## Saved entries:

- - -

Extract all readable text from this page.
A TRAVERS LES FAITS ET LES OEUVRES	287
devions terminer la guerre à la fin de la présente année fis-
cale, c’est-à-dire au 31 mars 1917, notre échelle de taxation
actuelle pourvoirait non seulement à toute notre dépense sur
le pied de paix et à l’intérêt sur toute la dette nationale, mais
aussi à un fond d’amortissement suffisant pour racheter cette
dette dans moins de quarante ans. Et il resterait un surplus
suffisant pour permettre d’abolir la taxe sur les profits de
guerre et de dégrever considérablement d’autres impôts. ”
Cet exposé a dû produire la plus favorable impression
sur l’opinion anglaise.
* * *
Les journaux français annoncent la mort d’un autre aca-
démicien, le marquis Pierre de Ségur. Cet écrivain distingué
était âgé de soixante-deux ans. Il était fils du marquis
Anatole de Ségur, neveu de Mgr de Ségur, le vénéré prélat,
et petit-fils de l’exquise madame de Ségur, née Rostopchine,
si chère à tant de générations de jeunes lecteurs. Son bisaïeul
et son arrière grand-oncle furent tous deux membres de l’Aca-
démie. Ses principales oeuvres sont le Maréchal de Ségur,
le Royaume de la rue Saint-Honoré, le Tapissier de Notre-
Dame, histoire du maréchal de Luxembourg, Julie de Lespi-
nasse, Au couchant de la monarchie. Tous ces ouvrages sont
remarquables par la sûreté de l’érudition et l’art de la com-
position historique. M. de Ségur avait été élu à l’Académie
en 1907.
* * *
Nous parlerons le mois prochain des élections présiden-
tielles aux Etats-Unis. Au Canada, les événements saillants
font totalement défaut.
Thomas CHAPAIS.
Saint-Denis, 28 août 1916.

- - -

## Brief:
Scan the material above. Copy each line where "fils" occurs.

## Output for this task:
était âgé de soixante-deux ans. Il était fils du marquis
et petit-fils de l’exquise madame de Ségur, née Rostopchine,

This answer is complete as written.